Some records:
/---

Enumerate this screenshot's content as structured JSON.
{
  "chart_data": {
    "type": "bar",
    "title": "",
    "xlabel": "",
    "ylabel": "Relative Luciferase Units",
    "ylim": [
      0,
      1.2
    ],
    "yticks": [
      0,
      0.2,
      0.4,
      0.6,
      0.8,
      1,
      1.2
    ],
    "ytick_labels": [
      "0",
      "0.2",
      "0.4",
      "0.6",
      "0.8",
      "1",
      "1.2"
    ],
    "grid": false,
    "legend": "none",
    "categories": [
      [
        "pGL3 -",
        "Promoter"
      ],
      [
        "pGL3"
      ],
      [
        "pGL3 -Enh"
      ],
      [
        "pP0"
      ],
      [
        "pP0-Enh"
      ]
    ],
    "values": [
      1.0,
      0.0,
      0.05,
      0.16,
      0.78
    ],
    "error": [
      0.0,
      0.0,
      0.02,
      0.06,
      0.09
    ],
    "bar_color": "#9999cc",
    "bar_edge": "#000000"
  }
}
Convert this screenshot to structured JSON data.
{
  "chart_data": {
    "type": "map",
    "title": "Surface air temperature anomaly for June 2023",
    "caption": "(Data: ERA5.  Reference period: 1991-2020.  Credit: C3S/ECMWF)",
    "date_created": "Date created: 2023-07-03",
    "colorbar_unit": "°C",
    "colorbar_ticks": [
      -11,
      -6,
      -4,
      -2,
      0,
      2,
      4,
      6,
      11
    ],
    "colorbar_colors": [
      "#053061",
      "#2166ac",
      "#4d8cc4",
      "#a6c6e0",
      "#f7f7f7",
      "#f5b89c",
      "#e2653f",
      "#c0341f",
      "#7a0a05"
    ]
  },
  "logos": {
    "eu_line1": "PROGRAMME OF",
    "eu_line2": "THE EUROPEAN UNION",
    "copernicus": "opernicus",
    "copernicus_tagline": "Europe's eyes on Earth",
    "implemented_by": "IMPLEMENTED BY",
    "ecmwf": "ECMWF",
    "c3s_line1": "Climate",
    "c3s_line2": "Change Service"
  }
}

\---

▶ Given problem
Extract from the data every line where "screenshot" shows up.

▶ Full output
Enumerate this screenshot's content as structured JSON.
Convert this screenshot to structured JSON data.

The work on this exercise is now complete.